◆ Data for processing ◆
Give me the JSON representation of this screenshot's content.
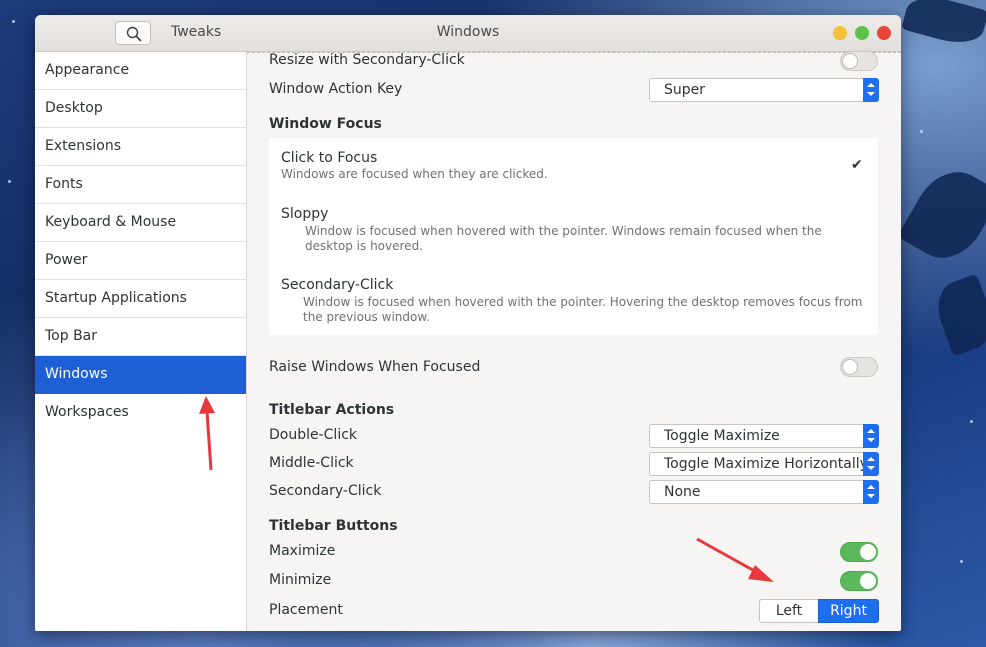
{
  "titlebar": {
    "app_name": "Tweaks",
    "panel_title": "Windows"
  },
  "sidebar": {
    "items": [
      {
        "label": "Appearance"
      },
      {
        "label": "Desktop"
      },
      {
        "label": "Extensions"
      },
      {
        "label": "Fonts"
      },
      {
        "label": "Keyboard & Mouse"
      },
      {
        "label": "Power"
      },
      {
        "label": "Startup Applications"
      },
      {
        "label": "Top Bar"
      },
      {
        "label": "Windows"
      },
      {
        "label": "Workspaces"
      }
    ],
    "selected": "Windows"
  },
  "settings": {
    "resize_secondary": {
      "label": "Resize with Secondary-Click",
      "enabled": false
    },
    "action_key": {
      "label": "Window Action Key",
      "value": "Super"
    },
    "window_focus": {
      "heading": "Window Focus",
      "options": [
        {
          "title": "Click to Focus",
          "desc": "Windows are focused when they are clicked.",
          "selected": true
        },
        {
          "title": "Sloppy",
          "desc": "Window is focused when hovered with the pointer. Windows remain focused when the desktop is hovered.",
          "selected": false
        },
        {
          "title": "Secondary-Click",
          "desc": "Window is focused when hovered with the pointer. Hovering the desktop removes focus from the previous window.",
          "selected": false
        }
      ],
      "check_glyph": "✔"
    },
    "raise_focused": {
      "label": "Raise Windows When Focused",
      "enabled": false
    },
    "titlebar_actions": {
      "heading": "Titlebar Actions",
      "double_click": {
        "label": "Double-Click",
        "value": "Toggle Maximize"
      },
      "middle_click": {
        "label": "Middle-Click",
        "value": "Toggle Maximize Horizontally"
      },
      "secondary_click": {
        "label": "Secondary-Click",
        "value": "None"
      }
    },
    "titlebar_buttons": {
      "heading": "Titlebar Buttons",
      "maximize": {
        "label": "Maximize",
        "enabled": true
      },
      "minimize": {
        "label": "Minimize",
        "enabled": true
      },
      "placement": {
        "label": "Placement",
        "options": [
          "Left",
          "Right"
        ],
        "selected": "Right"
      }
    }
  },
  "colors": {
    "accent": "#1e6ff0",
    "sidebar_selected": "#1e5fd6",
    "toggle_on": "#5cb85c",
    "annotation_arrow": "#e8383d"
  },
  "icons": {
    "search": "search-icon",
    "check": "check-icon"
  }
}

◆ Goal of the exercise ◆
Output all of the data exactly as it stands, minus any images.

◆ Task solution ◆
Give me the JSON representation of this screenshot's content.
{
  "titlebar": {
    "app_name": "Tweaks",
    "panel_title": "Windows"
  },
  "sidebar": {
    "items": [
      {
        "label": "Appearance"
      },
      {
        "label": "Desktop"
      },
      {
        "label": "Extensions"
      },
      {
        "label": "Fonts"
      },
      {
        "label": "Keyboard & Mouse"
      },
      {
        "label": "Power"
      },
      {
        "label": "Startup Applications"
      },
      {
        "label": "Top Bar"
      },
      {
        "label": "Windows"
      },
      {
        "label": "Workspaces"
      }
    ],
    "selected": "Windows"
  },
  "settings": {
    "resize_secondary": {
      "label": "Resize with Secondary-Click",
      "enabled": false
    },
    "action_key": {
      "label": "Window Action Key",
      "value": "Super"
    },
    "window_focus": {
      "heading": "Window Focus",
      "options": [
        {
          "title": "Click to Focus",
          "desc": "Windows are focused when they are clicked.",
          "selected": true
        },
        {
          "title": "Sloppy",
          "desc": "Window is focused when hovered with the pointer. Windows remain focused when the desktop is hovered.",
          "selected": false
        },
        {
          "title": "Secondary-Click",
          "desc": "Window is focused when hovered with the pointer. Hovering the desktop removes focus from the previous window.",
          "selected": false
        }
      ],
      "check_glyph": "✔"
    },
    "raise_focused": {
      "label": "Raise Windows When Focused",
      "enabled": false
    },
    "titlebar_actions": {
      "heading": "Titlebar Actions",
      "double_click": {
        "label": "Double-Click",
        "value": "Toggle Maximize"
      },
      "middle_click": {
        "label": "Middle-Click",
        "value": "Toggle Maximize Horizontally"
      },
      "secondary_click": {
        "label": "Secondary-Click",
        "value": "None"
      }
    },
    "titlebar_buttons": {
      "heading": "Titlebar Buttons",
      "maximize": {
        "label": "Maximize",
        "enabled": true
      },
      "minimize": {
        "label": "Minimize",
        "enabled": true
      },
      "placement": {
        "label": "Placement",
        "options": [
          "Left",
          "Right"
        ],
        "selected": "Right"
      }
    }
  },
  "colors": {
    "accent": "#1e6ff0",
    "sidebar_selected": "#1e5fd6",
    "toggle_on": "#5cb85c",
    "annotation_arrow": "#e8383d"
  },
  "icons": {
    "search": "search-icon",
    "check": "check-icon"
  }
}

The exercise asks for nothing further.